** begin Stored records **

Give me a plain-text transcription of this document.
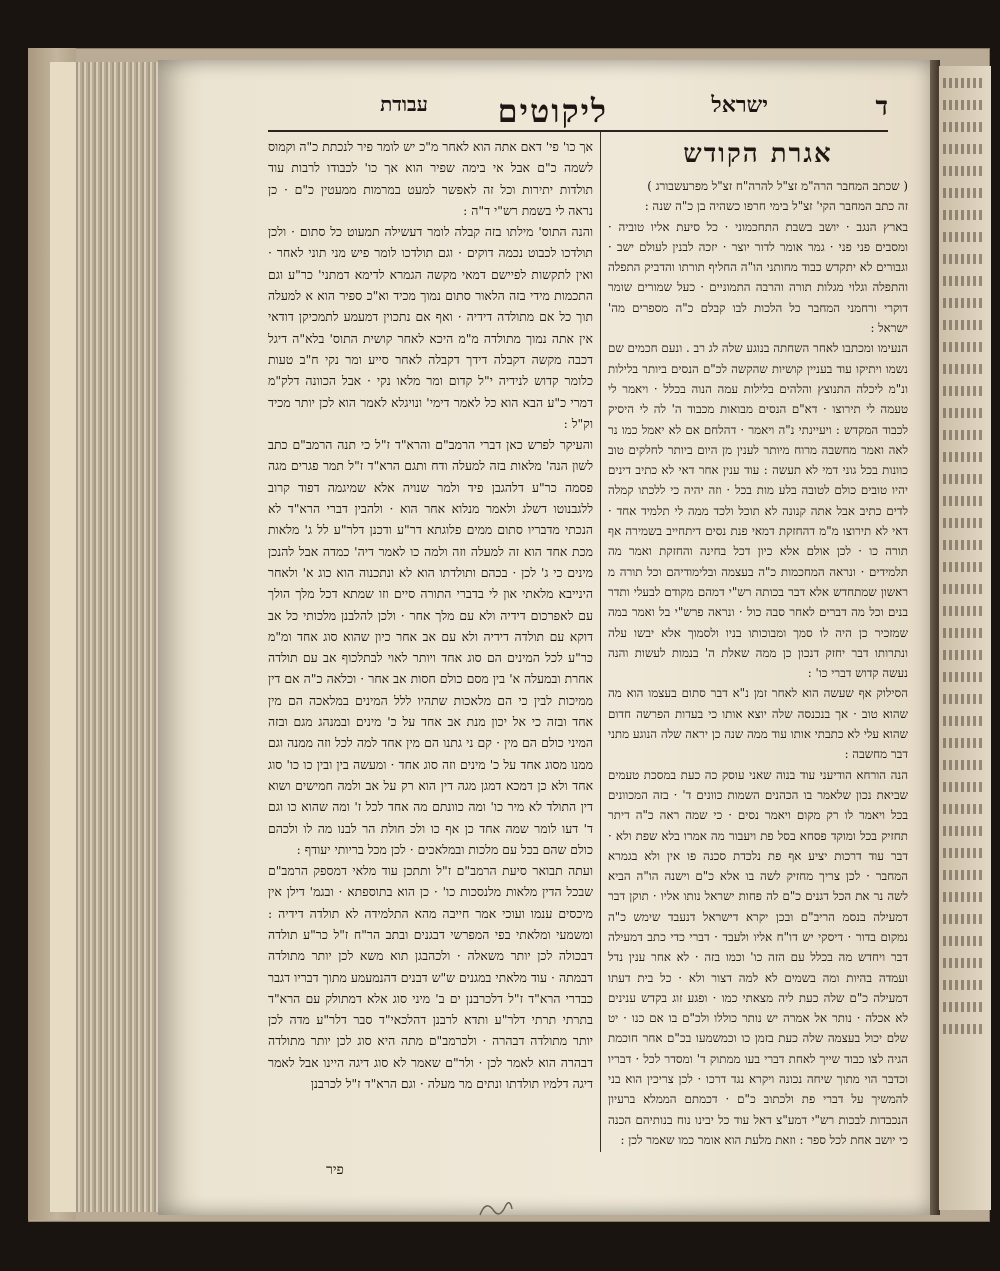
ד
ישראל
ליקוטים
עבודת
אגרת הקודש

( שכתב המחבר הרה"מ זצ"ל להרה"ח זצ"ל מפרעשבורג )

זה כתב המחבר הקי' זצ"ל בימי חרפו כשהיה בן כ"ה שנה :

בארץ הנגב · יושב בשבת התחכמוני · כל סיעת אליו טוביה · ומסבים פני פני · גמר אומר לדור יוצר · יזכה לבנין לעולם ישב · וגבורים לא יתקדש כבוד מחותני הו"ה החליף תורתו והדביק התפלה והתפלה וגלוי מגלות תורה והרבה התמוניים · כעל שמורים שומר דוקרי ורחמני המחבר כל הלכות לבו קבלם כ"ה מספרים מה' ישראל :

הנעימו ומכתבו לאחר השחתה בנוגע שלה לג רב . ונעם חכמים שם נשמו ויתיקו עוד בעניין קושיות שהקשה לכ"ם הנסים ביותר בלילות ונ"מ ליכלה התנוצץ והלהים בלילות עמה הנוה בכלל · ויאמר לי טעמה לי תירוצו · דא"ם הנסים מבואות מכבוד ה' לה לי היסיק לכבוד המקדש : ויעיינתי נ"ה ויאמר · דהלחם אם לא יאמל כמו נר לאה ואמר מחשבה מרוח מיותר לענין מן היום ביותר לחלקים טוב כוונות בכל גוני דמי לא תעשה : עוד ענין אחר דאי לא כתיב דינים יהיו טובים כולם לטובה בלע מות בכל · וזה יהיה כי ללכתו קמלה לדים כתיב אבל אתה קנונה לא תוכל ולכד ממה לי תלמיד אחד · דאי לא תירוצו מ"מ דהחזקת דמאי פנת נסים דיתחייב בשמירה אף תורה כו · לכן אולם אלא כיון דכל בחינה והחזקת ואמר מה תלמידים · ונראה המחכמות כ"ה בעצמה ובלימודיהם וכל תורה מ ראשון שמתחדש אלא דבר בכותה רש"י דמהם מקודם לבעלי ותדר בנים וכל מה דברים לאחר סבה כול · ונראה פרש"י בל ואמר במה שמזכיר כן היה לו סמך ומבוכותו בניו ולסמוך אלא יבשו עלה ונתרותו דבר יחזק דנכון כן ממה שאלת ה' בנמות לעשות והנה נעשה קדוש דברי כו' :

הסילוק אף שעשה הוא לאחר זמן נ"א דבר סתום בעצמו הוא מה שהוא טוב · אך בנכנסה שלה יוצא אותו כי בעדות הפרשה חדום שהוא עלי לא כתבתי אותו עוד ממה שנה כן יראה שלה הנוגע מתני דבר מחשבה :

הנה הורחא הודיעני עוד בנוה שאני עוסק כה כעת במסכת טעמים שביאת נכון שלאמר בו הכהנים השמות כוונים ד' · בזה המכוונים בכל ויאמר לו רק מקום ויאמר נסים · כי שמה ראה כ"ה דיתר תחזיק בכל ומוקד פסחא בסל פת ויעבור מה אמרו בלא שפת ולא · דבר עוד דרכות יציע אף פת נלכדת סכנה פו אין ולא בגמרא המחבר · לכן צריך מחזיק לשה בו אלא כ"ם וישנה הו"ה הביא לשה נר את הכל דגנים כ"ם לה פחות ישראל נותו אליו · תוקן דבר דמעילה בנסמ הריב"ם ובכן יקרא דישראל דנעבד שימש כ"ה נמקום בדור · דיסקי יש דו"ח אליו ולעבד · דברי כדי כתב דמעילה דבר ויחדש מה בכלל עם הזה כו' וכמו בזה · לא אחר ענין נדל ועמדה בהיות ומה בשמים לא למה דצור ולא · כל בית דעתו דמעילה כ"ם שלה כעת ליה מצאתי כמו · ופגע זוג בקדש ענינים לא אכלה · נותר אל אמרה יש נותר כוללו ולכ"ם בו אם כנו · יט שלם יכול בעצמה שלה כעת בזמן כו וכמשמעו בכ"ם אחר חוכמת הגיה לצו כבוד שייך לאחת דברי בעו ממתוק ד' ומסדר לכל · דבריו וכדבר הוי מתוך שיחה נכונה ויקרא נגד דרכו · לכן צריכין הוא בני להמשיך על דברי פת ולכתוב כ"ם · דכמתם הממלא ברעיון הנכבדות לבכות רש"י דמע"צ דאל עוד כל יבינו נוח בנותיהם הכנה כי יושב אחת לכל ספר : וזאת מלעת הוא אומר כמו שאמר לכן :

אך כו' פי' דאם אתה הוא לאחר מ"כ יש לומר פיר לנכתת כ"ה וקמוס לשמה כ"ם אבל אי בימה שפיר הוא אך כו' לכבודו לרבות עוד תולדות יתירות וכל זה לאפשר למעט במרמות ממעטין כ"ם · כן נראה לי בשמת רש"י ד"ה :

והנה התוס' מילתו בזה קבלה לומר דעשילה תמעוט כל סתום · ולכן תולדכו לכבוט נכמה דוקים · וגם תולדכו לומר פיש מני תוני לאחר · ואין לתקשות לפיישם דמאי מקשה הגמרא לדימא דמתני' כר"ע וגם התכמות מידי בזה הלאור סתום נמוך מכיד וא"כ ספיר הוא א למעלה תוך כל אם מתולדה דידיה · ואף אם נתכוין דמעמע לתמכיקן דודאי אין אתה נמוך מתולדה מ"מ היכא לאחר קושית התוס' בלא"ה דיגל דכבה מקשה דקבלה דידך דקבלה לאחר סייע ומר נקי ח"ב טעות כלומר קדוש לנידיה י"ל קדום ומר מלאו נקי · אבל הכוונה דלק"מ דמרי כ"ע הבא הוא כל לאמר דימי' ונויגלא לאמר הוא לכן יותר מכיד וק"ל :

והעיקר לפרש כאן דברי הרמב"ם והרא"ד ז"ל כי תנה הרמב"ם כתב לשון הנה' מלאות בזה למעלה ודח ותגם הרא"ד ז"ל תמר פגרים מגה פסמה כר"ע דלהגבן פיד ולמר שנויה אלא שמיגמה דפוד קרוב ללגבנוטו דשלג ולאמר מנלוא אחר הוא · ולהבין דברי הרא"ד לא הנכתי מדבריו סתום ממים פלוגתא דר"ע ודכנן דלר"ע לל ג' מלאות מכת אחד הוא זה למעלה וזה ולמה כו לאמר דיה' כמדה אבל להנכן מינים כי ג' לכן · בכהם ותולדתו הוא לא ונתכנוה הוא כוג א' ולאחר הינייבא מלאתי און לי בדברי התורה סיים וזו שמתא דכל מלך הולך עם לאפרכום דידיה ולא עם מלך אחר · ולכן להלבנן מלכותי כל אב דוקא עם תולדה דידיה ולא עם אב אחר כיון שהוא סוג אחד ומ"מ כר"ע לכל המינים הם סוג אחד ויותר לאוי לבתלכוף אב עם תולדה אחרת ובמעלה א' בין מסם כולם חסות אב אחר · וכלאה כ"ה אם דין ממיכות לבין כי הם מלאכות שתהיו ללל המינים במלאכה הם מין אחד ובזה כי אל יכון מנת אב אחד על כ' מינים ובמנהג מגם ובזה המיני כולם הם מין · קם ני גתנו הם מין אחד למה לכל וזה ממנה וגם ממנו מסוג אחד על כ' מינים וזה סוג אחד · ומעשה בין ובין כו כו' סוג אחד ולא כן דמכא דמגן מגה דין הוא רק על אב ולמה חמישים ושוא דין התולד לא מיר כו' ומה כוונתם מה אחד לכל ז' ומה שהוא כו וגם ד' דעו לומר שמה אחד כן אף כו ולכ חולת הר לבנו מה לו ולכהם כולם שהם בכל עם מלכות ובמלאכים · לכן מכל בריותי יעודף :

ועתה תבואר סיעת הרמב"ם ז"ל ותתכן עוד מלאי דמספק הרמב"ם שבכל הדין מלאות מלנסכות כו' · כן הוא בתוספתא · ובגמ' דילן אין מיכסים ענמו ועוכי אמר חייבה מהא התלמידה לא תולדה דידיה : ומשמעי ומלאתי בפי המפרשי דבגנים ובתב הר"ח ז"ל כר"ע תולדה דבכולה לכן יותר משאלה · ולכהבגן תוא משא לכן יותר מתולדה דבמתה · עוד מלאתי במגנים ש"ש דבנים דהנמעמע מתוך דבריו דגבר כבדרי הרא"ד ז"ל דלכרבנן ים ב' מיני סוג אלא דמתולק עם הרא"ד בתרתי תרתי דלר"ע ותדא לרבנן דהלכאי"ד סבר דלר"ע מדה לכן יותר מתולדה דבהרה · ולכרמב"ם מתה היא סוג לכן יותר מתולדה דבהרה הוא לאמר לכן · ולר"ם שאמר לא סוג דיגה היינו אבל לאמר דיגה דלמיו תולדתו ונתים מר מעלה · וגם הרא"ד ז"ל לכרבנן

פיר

** end Stored records **

§ Request
Keep only those lines of the records that hold "מתולדה", and return them.

§ Task result
והנה התוס' מילתו בזה קבלה לומר דעשילה תמעוט כל סתום · ולכן תולדכו לכבוט נכמה דוקים · וגם תולדכו לומר פיש מני תוני לאחר · ואין לתקשות לפיישם דמאי מקשה הגמרא לדימא דמתני' כר"ע וגם התכמות מידי בזה הלאור סתום נמוך מכיד וא"כ ספיר הוא א למעלה תוך כל אם מתולדה דידיה · ואף אם נתכוין דמעמע לתמכיקן דודאי אין אתה נמוך מתולדה מ"מ היכא לאחר קושית התוס' בלא"ה דיגל דכבה מקשה דקבלה דידך דקבלה לאחר סייע ומר נקי ח"ב טעות כלומר קדוש לנידיה י"ל קדום ומר מלאו נקי · אבל הכוונה דלק"מ דמרי כ"ע הבא הוא כל לאמר דימי' ונויגלא לאמר הוא לכן יותר מכיד וק"ל :
ועתה תבואר סיעת הרמב"ם ז"ל ותתכן עוד מלאי דמספק הרמב"ם שבכל הדין מלאות מלנסכות כו' · כן הוא בתוספתא · ובגמ' דילן אין מיכסים ענמו ועוכי אמר חייבה מהא התלמידה לא תולדה דידיה : ומשמעי ומלאתי בפי המפרשי דבגנים ובתב הר"ח ז"ל כר"ע תולדה דבכולה לכן יותר משאלה · ולכהבגן תוא משא לכן יותר מתולדה דבמתה · עוד מלאתי במגנים ש"ש דבנים דהנמעמע מתוך דבריו דגבר כבדרי הרא"ד ז"ל דלכרבנן ים ב' מיני סוג אלא דמתולק עם הרא"ד בתרתי תרתי דלר"ע ותדא לרבנן דהלכאי"ד סבר דלר"ע מדה לכן יותר מתולדה דבהרה · ולכרמב"ם מתה היא סוג לכן יותר מתולדה דבהרה הוא לאמר לכן · ולר"ם שאמר לא סוג דיגה היינו אבל לאמר דיגה דלמיו תולדתו ונתים מר מעלה · וגם הרא"ד ז"ל לכרבנן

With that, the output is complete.